▶ _Written instruction_
State the number of lines that contain the word "title", and add nothing else.

▶ _Material provided_
● ● ● ● ●

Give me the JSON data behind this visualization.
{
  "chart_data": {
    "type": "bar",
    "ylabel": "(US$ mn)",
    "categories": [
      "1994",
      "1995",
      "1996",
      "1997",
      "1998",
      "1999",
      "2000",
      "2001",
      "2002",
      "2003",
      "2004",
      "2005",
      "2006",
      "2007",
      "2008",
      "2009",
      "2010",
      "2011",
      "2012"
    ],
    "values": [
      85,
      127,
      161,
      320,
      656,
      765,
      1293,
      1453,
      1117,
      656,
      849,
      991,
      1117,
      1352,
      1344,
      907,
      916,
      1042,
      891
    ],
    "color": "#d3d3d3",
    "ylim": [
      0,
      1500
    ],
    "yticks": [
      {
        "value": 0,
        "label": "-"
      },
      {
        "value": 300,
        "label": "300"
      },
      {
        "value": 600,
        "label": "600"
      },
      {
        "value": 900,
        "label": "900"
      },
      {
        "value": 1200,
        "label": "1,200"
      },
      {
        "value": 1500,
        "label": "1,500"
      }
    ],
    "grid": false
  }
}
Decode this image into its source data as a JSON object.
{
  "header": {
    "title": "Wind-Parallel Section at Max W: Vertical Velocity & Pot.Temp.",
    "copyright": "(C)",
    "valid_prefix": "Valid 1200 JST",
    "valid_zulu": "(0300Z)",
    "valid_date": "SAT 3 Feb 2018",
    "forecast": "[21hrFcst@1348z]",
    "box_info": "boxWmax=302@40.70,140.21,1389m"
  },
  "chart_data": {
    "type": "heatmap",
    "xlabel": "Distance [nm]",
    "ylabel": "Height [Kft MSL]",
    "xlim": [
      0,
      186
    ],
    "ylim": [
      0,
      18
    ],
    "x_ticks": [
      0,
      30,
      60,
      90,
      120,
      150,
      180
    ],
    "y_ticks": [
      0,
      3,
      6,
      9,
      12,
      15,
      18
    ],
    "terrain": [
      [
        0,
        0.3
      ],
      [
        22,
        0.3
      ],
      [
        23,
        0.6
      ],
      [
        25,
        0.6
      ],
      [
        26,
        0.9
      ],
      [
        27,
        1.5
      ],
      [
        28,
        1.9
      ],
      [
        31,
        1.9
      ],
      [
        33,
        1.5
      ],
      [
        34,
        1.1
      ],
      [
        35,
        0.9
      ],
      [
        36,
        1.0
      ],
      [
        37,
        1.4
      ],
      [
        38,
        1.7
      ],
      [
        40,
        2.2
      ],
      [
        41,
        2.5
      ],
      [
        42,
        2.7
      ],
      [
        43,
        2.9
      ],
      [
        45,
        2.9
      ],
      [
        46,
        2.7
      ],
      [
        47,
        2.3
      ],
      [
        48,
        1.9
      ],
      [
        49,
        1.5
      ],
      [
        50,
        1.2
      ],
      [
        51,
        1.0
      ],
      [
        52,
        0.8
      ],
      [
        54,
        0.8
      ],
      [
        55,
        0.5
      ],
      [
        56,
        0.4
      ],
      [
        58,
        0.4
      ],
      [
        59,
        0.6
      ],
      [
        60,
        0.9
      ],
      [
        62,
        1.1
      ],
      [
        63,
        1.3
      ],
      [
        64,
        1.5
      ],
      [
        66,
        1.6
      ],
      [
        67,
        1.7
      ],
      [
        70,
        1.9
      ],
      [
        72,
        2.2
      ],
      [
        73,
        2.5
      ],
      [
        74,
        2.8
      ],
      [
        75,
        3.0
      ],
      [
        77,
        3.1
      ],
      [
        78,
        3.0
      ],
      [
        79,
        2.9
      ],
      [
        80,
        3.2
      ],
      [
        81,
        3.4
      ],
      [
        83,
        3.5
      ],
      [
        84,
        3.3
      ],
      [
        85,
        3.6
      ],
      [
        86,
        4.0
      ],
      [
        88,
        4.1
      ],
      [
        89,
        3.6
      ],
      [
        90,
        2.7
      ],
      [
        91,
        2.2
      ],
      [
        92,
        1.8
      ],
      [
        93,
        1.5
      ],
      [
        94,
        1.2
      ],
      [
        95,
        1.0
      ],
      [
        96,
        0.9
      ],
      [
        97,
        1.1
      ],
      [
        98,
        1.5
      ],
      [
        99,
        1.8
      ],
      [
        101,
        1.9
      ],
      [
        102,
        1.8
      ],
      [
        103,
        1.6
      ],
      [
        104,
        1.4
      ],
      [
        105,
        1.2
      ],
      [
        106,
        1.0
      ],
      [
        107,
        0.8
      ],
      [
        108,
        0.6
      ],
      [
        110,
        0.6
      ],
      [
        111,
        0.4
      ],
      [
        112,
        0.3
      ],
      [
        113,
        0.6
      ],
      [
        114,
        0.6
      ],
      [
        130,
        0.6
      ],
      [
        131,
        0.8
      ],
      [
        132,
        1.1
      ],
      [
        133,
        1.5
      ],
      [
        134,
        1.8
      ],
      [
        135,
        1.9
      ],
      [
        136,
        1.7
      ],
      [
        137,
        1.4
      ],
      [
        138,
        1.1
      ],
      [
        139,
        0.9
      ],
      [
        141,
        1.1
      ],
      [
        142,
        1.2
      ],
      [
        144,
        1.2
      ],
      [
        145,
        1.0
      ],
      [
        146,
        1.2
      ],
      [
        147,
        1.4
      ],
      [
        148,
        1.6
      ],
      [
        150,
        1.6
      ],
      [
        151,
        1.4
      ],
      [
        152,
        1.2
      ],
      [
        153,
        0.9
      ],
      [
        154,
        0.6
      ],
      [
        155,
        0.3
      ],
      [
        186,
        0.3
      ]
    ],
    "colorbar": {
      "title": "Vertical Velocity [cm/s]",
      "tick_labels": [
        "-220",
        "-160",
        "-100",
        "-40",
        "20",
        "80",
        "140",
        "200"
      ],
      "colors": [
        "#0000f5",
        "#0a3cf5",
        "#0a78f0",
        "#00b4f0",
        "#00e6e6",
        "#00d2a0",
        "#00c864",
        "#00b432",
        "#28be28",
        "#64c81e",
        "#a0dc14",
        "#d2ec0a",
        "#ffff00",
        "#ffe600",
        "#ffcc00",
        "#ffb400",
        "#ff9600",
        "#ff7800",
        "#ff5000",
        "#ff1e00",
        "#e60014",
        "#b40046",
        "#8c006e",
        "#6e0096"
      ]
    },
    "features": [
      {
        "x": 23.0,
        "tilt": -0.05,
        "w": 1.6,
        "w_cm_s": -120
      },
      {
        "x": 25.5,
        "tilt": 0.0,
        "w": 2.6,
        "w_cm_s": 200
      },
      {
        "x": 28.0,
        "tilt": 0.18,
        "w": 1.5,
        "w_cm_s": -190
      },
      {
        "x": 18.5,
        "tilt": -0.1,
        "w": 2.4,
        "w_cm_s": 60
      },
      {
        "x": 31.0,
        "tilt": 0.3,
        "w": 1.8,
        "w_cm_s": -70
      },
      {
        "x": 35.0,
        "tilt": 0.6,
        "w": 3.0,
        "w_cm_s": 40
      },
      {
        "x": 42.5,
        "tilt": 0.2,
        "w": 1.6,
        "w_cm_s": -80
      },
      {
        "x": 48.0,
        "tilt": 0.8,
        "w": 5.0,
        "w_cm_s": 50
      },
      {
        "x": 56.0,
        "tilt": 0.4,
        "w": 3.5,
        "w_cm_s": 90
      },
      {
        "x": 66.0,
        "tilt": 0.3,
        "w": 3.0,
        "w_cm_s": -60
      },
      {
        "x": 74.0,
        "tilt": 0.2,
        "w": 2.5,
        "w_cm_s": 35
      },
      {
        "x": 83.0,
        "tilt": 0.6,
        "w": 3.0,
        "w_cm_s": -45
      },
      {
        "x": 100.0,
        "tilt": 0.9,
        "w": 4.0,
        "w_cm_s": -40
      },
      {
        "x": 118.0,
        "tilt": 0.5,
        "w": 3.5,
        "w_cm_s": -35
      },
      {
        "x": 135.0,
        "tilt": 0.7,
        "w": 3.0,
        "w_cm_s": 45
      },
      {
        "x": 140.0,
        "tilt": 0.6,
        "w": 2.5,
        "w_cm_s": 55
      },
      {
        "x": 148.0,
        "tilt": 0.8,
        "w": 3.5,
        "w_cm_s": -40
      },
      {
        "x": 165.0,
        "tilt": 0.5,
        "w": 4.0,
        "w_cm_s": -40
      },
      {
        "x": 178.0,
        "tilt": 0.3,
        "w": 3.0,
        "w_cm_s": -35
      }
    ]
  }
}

● ● ● ● ●

▶ _Solution for this task_
2